> _WRITTEN REQUEST_
Restate the items starting at the first one and ending at the line containing "svg-text:2790: 2790 — [467, 179, 475, 183]", swapping "region" for "panel" and changing nothing else.

══ LISTED ENTRIES

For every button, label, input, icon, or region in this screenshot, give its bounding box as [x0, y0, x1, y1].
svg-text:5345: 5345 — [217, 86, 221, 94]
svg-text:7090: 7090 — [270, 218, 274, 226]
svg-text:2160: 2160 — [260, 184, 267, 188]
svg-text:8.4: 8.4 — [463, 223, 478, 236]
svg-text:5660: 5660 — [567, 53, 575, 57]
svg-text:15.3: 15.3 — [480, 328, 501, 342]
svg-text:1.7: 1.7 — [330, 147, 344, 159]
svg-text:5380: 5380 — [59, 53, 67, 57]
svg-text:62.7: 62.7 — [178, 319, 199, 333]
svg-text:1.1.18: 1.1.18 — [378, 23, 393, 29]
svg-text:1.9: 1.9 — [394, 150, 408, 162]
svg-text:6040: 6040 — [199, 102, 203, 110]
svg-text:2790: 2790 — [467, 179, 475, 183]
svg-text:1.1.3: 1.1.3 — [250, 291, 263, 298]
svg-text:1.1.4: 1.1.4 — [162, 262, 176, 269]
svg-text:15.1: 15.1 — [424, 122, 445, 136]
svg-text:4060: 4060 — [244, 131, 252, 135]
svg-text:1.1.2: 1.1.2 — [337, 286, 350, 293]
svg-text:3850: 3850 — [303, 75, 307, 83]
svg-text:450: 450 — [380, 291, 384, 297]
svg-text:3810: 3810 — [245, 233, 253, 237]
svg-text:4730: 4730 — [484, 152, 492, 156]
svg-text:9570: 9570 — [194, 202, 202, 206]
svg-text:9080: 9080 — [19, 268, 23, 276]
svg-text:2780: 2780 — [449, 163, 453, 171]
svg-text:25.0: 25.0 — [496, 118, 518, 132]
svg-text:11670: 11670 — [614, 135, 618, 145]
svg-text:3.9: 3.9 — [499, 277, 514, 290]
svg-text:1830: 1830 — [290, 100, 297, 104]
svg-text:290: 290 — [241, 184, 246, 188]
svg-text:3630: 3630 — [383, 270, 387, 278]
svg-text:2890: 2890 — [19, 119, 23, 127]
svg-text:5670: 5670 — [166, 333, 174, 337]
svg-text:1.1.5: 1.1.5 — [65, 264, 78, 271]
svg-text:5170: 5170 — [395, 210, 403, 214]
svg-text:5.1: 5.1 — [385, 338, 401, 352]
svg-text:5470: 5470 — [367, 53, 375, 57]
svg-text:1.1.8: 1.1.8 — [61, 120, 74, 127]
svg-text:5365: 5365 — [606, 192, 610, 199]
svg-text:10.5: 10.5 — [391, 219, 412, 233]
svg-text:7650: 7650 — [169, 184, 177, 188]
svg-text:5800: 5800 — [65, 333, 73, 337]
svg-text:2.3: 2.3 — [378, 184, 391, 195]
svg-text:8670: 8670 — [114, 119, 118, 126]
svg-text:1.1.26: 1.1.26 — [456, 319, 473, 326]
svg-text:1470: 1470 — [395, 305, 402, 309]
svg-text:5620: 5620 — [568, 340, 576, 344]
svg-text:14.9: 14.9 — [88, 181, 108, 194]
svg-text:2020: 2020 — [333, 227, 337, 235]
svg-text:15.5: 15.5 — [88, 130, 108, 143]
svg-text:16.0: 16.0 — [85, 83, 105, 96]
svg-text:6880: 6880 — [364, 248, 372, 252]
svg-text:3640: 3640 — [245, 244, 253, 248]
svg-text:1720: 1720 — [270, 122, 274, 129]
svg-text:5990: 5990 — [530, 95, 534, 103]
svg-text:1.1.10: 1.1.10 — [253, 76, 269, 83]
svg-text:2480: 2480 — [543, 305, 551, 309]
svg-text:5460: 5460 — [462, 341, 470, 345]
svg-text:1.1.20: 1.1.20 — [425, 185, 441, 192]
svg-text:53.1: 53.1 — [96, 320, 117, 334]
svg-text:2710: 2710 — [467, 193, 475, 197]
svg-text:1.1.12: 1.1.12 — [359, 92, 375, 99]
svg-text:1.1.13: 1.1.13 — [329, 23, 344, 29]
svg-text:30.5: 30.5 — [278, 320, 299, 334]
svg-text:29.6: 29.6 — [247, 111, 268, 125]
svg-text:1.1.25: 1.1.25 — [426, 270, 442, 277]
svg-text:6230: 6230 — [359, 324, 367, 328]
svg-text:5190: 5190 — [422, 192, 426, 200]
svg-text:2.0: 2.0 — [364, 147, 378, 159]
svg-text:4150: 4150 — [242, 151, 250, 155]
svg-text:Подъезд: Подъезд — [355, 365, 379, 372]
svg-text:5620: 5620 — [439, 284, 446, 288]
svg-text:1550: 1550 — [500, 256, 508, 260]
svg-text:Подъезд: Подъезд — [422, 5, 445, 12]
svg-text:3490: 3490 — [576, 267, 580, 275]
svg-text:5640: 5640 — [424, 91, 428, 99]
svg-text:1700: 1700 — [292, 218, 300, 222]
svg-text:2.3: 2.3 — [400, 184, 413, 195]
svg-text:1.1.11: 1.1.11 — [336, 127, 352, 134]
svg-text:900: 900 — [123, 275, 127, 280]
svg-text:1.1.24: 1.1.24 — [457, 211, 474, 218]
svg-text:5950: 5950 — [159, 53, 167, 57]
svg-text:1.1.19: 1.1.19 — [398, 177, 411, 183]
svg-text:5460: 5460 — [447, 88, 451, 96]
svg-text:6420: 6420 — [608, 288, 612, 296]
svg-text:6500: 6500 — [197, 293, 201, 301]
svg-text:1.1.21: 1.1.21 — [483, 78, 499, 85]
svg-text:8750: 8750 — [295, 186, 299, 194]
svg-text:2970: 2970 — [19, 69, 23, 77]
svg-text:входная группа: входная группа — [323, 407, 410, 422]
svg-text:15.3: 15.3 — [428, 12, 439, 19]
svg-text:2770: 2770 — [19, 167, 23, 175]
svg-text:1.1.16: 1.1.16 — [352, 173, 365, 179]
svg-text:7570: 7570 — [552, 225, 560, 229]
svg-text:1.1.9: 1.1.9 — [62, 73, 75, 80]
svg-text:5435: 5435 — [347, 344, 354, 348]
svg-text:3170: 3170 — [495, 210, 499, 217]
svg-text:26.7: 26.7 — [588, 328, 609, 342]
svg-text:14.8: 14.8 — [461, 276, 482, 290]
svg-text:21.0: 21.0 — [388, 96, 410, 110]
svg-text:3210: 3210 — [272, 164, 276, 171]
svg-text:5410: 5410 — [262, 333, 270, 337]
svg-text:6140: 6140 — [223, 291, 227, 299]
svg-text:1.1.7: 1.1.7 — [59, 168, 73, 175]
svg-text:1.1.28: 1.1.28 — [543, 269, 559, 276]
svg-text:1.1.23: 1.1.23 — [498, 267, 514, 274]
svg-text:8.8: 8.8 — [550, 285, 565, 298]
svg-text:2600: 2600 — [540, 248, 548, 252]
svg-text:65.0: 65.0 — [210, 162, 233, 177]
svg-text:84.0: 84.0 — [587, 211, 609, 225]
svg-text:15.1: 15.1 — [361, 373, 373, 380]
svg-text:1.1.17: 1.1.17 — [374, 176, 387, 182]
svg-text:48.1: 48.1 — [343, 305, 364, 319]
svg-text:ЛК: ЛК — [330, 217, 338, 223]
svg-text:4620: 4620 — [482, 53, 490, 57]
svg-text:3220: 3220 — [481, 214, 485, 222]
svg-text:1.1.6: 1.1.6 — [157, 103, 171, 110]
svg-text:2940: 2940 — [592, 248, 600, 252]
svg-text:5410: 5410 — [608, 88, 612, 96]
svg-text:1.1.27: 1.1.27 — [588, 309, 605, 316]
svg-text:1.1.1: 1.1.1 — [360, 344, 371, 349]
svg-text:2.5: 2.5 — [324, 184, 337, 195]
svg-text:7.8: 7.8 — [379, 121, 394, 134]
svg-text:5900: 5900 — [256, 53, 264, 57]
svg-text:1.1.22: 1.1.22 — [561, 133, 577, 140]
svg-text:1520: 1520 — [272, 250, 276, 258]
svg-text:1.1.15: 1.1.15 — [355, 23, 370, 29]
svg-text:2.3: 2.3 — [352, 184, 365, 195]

════

> _TASK ANSWER_
For every button, label, input, icon, or panel in this screenshot, give its bounding box as [x0, y0, x1, y1].
svg-text:5345: 5345 — [217, 86, 221, 94]
svg-text:7090: 7090 — [270, 218, 274, 226]
svg-text:2160: 2160 — [260, 184, 267, 188]
svg-text:8.4: 8.4 — [463, 223, 478, 236]
svg-text:5660: 5660 — [567, 53, 575, 57]
svg-text:15.3: 15.3 — [480, 328, 501, 342]
svg-text:1.7: 1.7 — [330, 147, 344, 159]
svg-text:5380: 5380 — [59, 53, 67, 57]
svg-text:62.7: 62.7 — [178, 319, 199, 333]
svg-text:1.1.18: 1.1.18 — [378, 23, 393, 29]
svg-text:1.9: 1.9 — [394, 150, 408, 162]
svg-text:6040: 6040 — [199, 102, 203, 110]
svg-text:2790: 2790 — [467, 179, 475, 183]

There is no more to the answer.